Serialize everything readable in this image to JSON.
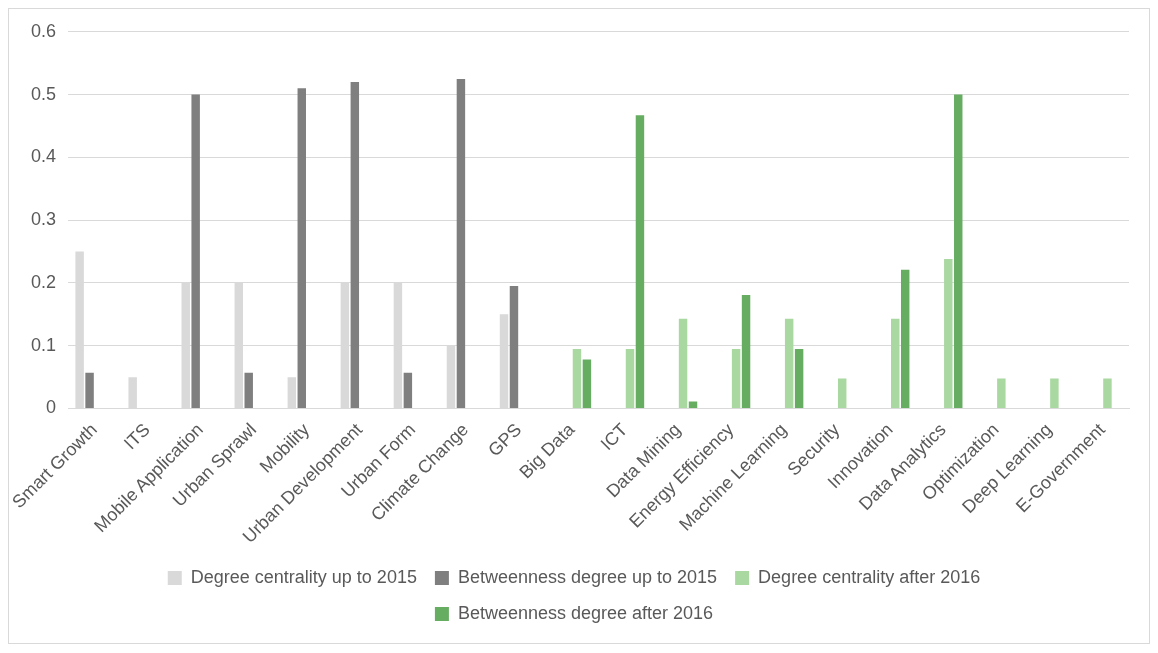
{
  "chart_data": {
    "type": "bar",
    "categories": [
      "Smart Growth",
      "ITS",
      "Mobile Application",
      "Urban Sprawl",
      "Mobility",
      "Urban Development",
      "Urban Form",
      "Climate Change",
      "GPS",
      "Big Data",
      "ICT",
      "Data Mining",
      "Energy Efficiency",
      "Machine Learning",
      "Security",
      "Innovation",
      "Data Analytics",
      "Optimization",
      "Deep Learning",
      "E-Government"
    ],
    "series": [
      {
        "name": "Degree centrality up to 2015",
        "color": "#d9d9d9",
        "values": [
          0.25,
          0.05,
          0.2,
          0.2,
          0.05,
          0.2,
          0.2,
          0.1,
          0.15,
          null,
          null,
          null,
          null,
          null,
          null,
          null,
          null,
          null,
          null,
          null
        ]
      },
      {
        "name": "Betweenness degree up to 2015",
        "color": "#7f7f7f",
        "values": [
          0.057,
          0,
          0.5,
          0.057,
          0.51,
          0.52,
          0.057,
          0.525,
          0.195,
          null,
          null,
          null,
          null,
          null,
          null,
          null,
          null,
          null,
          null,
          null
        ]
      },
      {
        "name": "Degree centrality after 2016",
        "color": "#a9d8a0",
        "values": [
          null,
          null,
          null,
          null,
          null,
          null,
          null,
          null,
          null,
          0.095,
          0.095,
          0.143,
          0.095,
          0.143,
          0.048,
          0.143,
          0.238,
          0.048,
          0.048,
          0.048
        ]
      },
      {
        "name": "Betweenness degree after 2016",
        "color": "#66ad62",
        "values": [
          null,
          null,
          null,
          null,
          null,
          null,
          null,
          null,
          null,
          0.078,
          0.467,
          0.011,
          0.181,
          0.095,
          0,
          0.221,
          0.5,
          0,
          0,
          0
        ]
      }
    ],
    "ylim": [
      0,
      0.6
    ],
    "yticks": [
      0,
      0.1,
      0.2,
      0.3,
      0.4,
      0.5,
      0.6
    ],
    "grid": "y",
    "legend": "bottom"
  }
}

## What to produce
From the listing above, find the number of lines with the word "after" in them. Answer with the number only.

## Final result
2